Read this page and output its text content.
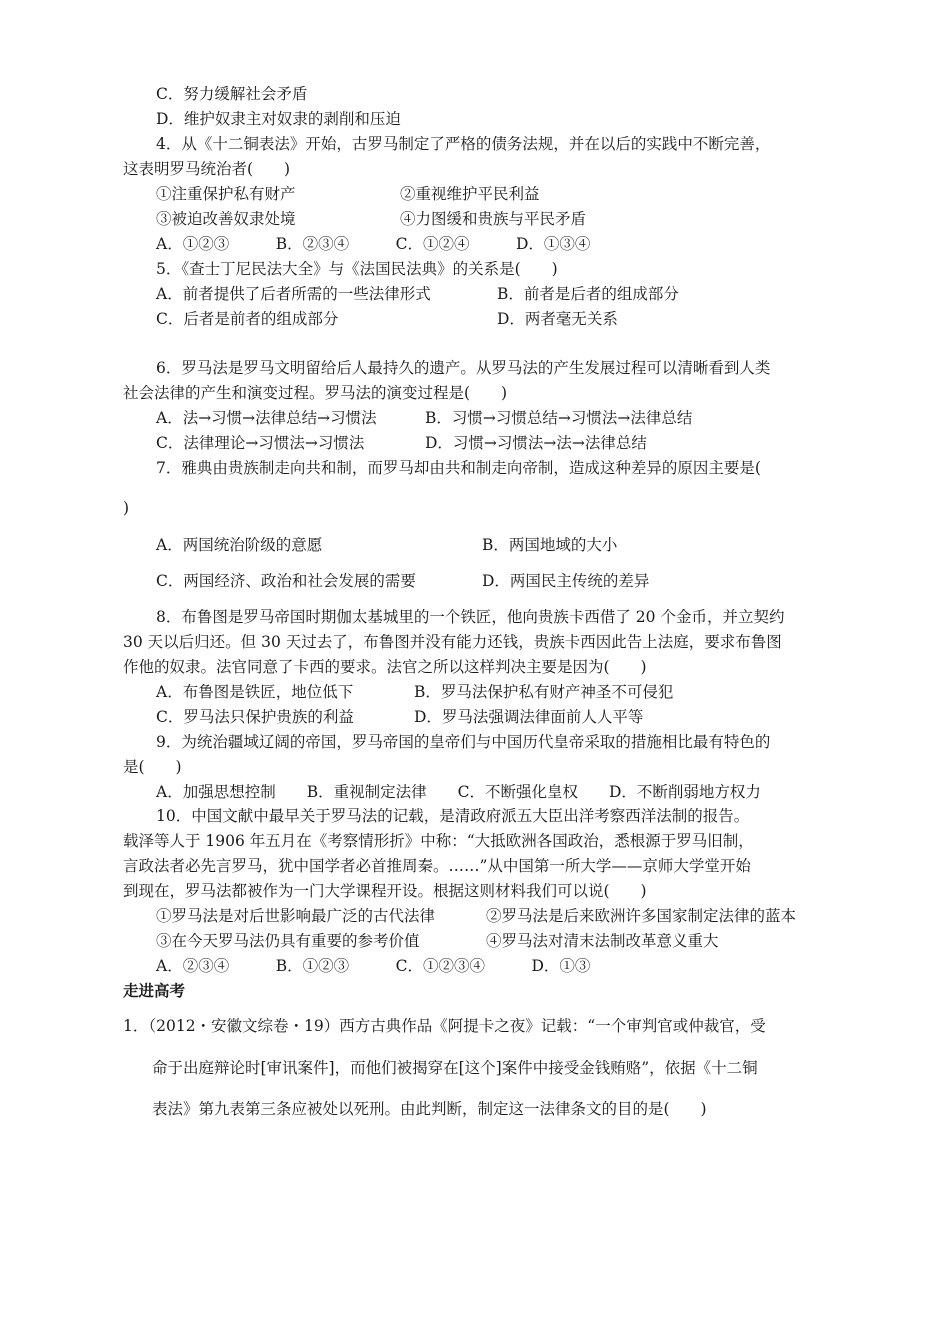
C．努力缓解社会矛盾
D．维护奴隶主对奴隶的剥削和压迫
4．从《十二铜表法》开始，古罗马制定了严格的债务法规，并在以后的实践中不断完善，
这表明罗马统治者(　　)
①注重保护私有财产	②重视维护平民利益
③被迫改善奴隶处境	④力图缓和贵族与平民矛盾
A．①②③　　　B．②③④　　　C．①②④　　　D．①③④
5．《查士丁尼民法大全》与《法国民法典》的关系是(　　)
A．前者提供了后者所需的一些法律形式	B．前者是后者的组成部分
C．后者是前者的组成部分	D．两者毫无关系
6．罗马法是罗马文明留给后人最持久的遗产。从罗马法的产生发展过程可以清晰看到人类
社会法律的产生和演变过程。罗马法的演变过程是(　　)
A．法→习惯→法律总结→习惯法	B．习惯→习惯总结→习惯法→法律总结
C．法律理论→习惯法→习惯法	D．习惯→习惯法→法→法律总结
7．雅典由贵族制走向共和制，而罗马却由共和制走向帝制，造成这种差异的原因主要是(
)
A．两国统治阶级的意愿	B．两国地域的大小
C．两国经济、政治和社会发展的需要	D．两国民主传统的差异
8．布鲁图是罗马帝国时期伽太基城里的一个铁匠，他向贵族卡西借了 20 个金币，并立契约
30 天以后归还。但 30 天过去了，布鲁图并没有能力还钱，贵族卡西因此告上法庭，要求布鲁图
作他的奴隶。法官同意了卡西的要求。法官之所以这样判决主要是因为(　　)
A．布鲁图是铁匠，地位低下	B．罗马法保护私有财产神圣不可侵犯
C．罗马法只保护贵族的利益	D．罗马法强调法律面前人人平等
9．为统治疆域辽阔的帝国，罗马帝国的皇帝们与中国历代皇帝采取的措施相比最有特色的
是(　　)
A．加强思想控制　　B．重视制定法律　　C．不断强化皇权　　D．不断削弱地方权力
10．中国文献中最早关于罗马法的记载，是清政府派五大臣出洋考察西洋法制的报告。
载泽等人于 1906 年五月在《考察情形折》中称：“大抵欧洲各国政治，悉根源于罗马旧制，
言政法者必先言罗马，犹中国学者必首推周秦。……”从中国第一所大学——京师大学堂开始
到现在，罗马法都被作为一门大学课程开设。根据这则材料我们可以说(　　)
①罗马法是对后世影响最广泛的古代法律	②罗马法是后来欧洲许多国家制定法律的蓝本
③在今天罗马法仍具有重要的参考价值	④罗马法对清末法制改革意义重大
A．②③④　　　B．①②③　　　C．①②③④　　　D．①③
走进高考
1．（2012・安徽文综卷・19）西方古典作品《阿提卡之夜》记载：“一个审判官或仲裁官，受
命于出庭辩论时[审讯案件]，而他们被揭穿在[这个]案件中接受金钱贿赂”，依据《十二铜
表法》第九表第三条应被处以死刑。由此判断，制定这一法律条文的目的是(　　)
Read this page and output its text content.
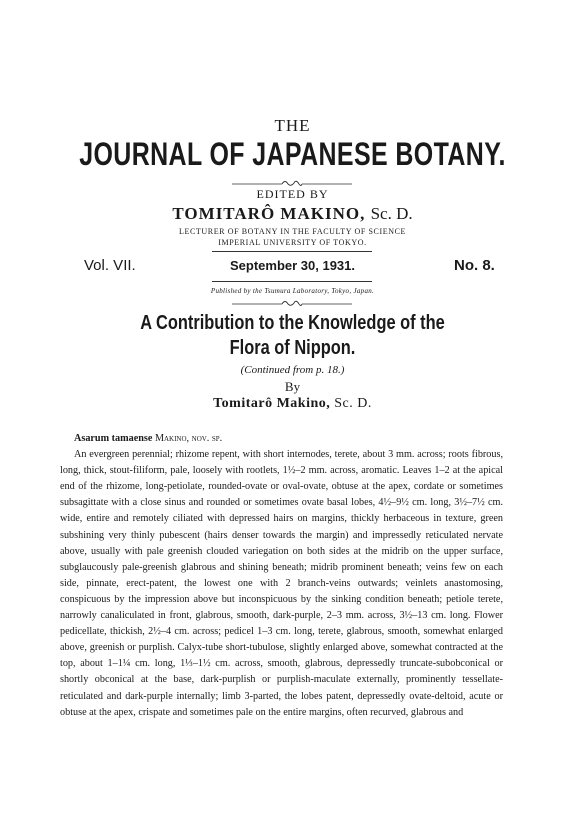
THE
JOURNAL OF JAPANESE BOTANY.
EDITED BY
TOMITARÔ MAKINO, Sc. D.
LECTURER OF BOTANY IN THE FACULTY OF SCIENCE
IMPERIAL UNIVERSITY OF TOKYO.
Vol. VII.	September 30, 1931.	No. 8.
Published by the Tsumura Laboratory, Tokyo, Japan.
A Contribution to the Knowledge of the
Flora of Nippon.
(Continued from p. 18.)
By
Tomitarô Makino, Sc. D.

Asarum tamaense Makino, nov. sp.

An evergreen perennial; rhizome repent, with short internodes, terete, about 3 mm. across; roots fibrous, long, thick, stout-filiform, pale, loosely with rootlets, 1½–2 mm. across, aromatic. Leaves 1–2 at the apical end of the rhizome, long-petiolate, rounded-ovate or oval-ovate, obtuse at the apex, cordate or sometimes subsagittate with a close sinus and rounded or sometimes ovate basal lobes, 4½–9½ cm. long, 3½–7½ cm. wide, entire and remotely ciliated with depressed hairs on margins, thickly herbaceous in texture, green subshining very thinly pubescent (hairs denser towards the margin) and impressedly reticulated nervate above, usually with pale greenish clouded variegation on both sides at the midrib on the upper surface, subglaucously pale-greenish glabrous and shining beneath; midrib prominent beneath; veins few on each side, pinnate, erect-patent, the lowest one with 2 branch-veins outwards; veinlets anastomosing, conspicuous by the impression above but inconspicuous by the sinking condition beneath; petiole terete, narrowly canaliculated in front, glabrous, smooth, dark-purple, 2–3 mm. across, 3½–13 cm. long. Flower pedicellate, thickish, 2½–4 cm. across; pedicel 1–3 cm. long, terete, glabrous, smooth, somewhat enlarged above, greenish or purplish. Calyx-tube short-tubulose, slightly enlarged above, somewhat contracted at the top, about 1–1¼ cm. long, 1⅓–1½ cm. across, smooth, glabrous, depressedly truncate-subobconical or shortly obconical at the base, dark-purplish or purplish-maculate externally, prominently tessellate-reticulated and dark-purple internally; limb 3-parted, the lobes patent, depressedly ovate-deltoid, acute or obtuse at the apex, crispate and sometimes pale on the entire margins, often recurved, glabrous and
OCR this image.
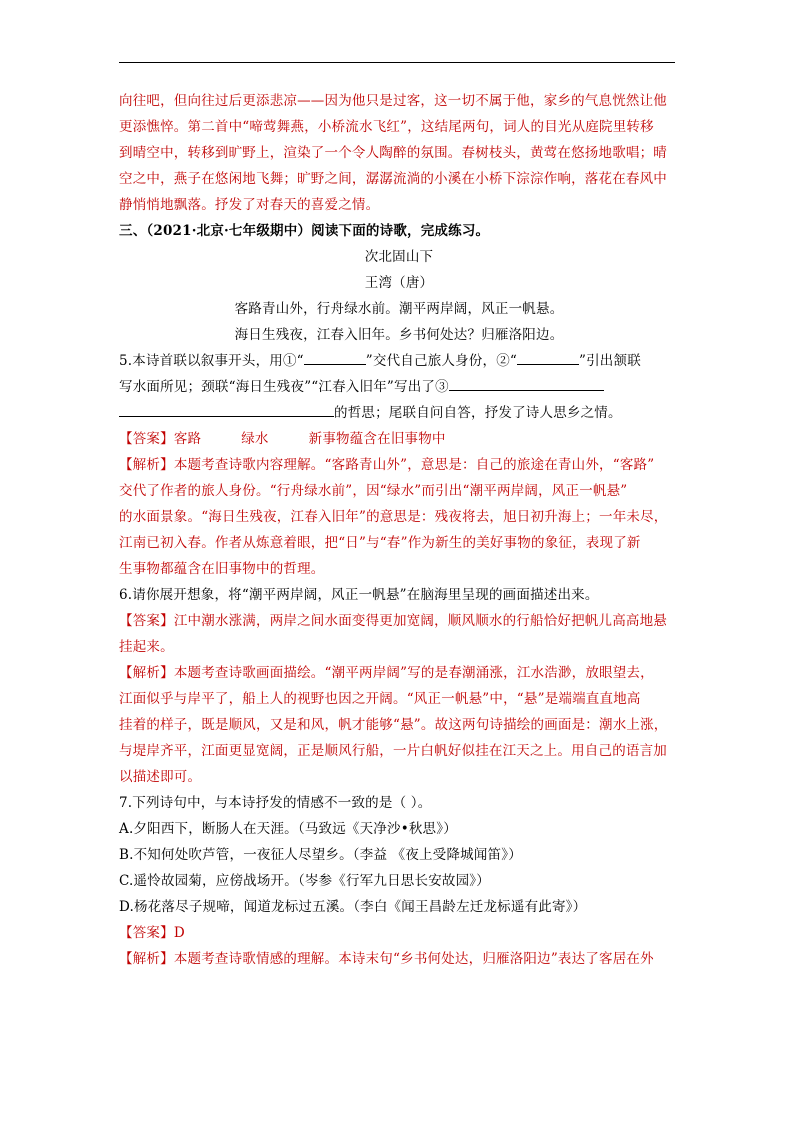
向往吧，但向往过后更添悲凉——因为他只是过客，这一切不属于他，家乡的气息恍然让他

更添憔悴。第二首中“啼莺舞燕，小桥流水飞红”，这结尾两句，词人的目光从庭院里转移

到晴空中，转移到旷野上，渲染了一个令人陶醉的氛围。春树枝头，黄莺在悠扬地歌唱；晴

空之中，燕子在悠闲地飞舞；旷野之间，潺潺流淌的小溪在小桥下淙淙作响，落花在春风中

静悄悄地飘落。抒发了对春天的喜爱之情。

三、（2021·北京·七年级期中）阅读下面的诗歌，完成练习。

次北固山下

王湾（唐）

客路青山外，行舟绿水前。潮平两岸阔，风正一帆悬。

海日生残夜，江春入旧年。乡书何处达？归雁洛阳边。

5.本诗首联以叙事开头，用①“	”交代自己旅人身份，②“	”引出颔联

写水面所见；颈联“海日生残夜”“江春入旧年”写出了③

的哲思；尾联自问自答，抒发了诗人思乡之情。

【答案】客路	绿水	新事物蕴含在旧事物中

【解析】本题考查诗歌内容理解。“客路青山外”，意思是：自己的旅途在青山外，“客路”

交代了作者的旅人身份。“行舟绿水前”，因“绿水”而引出“潮平两岸阔，风正一帆悬”

的水面景象。“海日生残夜，江春入旧年”的意思是：残夜将去，旭日初升海上；一年未尽，

江南已初入春。作者从炼意着眼，把“日”与“春”作为新生的美好事物的象征，表现了新

生事物都蕴含在旧事物中的哲理。

6.请你展开想象，将“潮平两岸阔，风正一帆悬”在脑海里呈现的画面描述出来。

【答案】江中潮水涨满，两岸之间水面变得更加宽阔，顺风顺水的行船恰好把帆儿高高地悬

挂起来。

【解析】本题考查诗歌画面描绘。“潮平两岸阔”写的是春潮涌涨，江水浩渺，放眼望去，

江面似乎与岸平了，船上人的视野也因之开阔。“风正一帆悬”中，“悬”是端端直直地高

挂着的样子，既是顺风，又是和风，帆才能够“悬”。故这两句诗描绘的画面是：潮水上涨，

与堤岸齐平，江面更显宽阔，正是顺风行船，一片白帆好似挂在江天之上。用自己的语言加

以描述即可。

7.下列诗句中，与本诗抒发的情感不一致的是（ ）。

A.夕阳西下，断肠人在天涯。（马致远《天净沙•秋思》）

B.不知何处吹芦管，一夜征人尽望乡。（李益 《夜上受降城闻笛》）

C.遥怜故园菊，应傍战场开。（岑参《行军九日思长安故园》）

D.杨花落尽子规啼，闻道龙标过五溪。（李白《闻王昌龄左迁龙标遥有此寄》）

【答案】D

【解析】本题考查诗歌情感的理解。本诗末句“乡书何处达，归雁洛阳边”表达了客居在外
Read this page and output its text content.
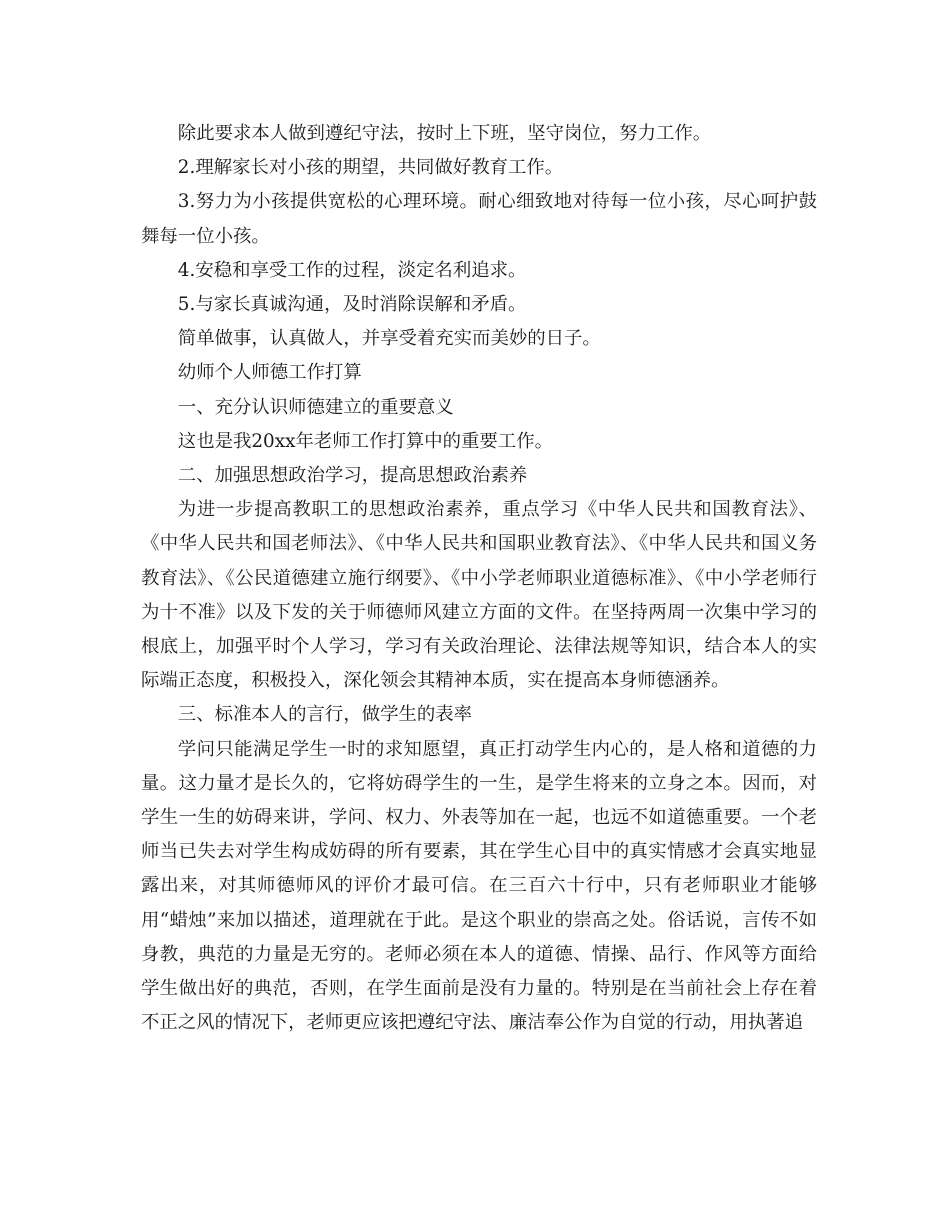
除此要求本人做到遵纪守法，按时上下班，坚守岗位，努力工作。

2.理解家长对小孩的期望，共同做好教育工作。

3.努力为小孩提供宽松的心理环境。耐心细致地对待每一位小孩，尽心呵护鼓舞每一位小孩。

4.安稳和享受工作的过程，淡定名利追求。

5.与家长真诚沟通，及时消除误解和矛盾。

简单做事，认真做人，并享受着充实而美妙的日子。

幼师个人师德工作打算

一、充分认识师德建立的重要意义

这也是我20xx年老师工作打算中的重要工作。

二、加强思想政治学习，提高思想政治素养

为进一步提高教职工的思想政治素养，重点学习《中华人民共和国教育法》、《中华人民共和国老师法》、《中华人民共和国职业教育法》、《中华人民共和国义务教育法》、《公民道德建立施行纲要》、《中小学老师职业道德标准》、《中小学老师行为十不准》以及下发的关于师德师风建立方面的文件。在坚持两周一次集中学习的根底上，加强平时个人学习，学习有关政治理论、法律法规等知识，结合本人的实际端正态度，积极投入，深化领会其精神本质，实在提高本身师德涵养。

三、标准本人的言行，做学生的表率

学问只能满足学生一时的求知愿望，真正打动学生内心的，是人格和道德的力量。这力量才是长久的，它将妨碍学生的一生，是学生将来的立身之本。因而，对学生一生的妨碍来讲，学问、权力、外表等加在一起，也远不如道德重要。一个老师当已失去对学生构成妨碍的所有要素，其在学生心目中的真实情感才会真实地显露出来，对其师德师风的评价才最可信。在三百六十行中，只有老师职业才能够用“蜡烛”来加以描述，道理就在于此。是这个职业的崇高之处。俗话说，言传不如身教，典范的力量是无穷的。老师必须在本人的道德、情操、品行、作风等方面给学生做出好的典范，否则，在学生面前是没有力量的。特别是在当前社会上存在着不正之风的情况下，老师更应该把遵纪守法、廉洁奉公作为自觉的行动，用执著追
+++
#### What is required
Look through the material above. Copy each line where the word "潮平两岸阔" appears.

#### Output below
客路青山外，行舟绿水前。潮平两岸阔，风正一帆悬。
交代了作者的旅人身份。“行舟绿水前”，因“绿水”而引出“潮平两岸阔，风正一帆悬”
6.请你展开想象，将“潮平两岸阔，风正一帆悬”在脑海里呈现的画面描述出来。
【解析】本题考查诗歌画面描绘。“潮平两岸阔”写的是春潮涌涨，江水浩渺，放眼望去，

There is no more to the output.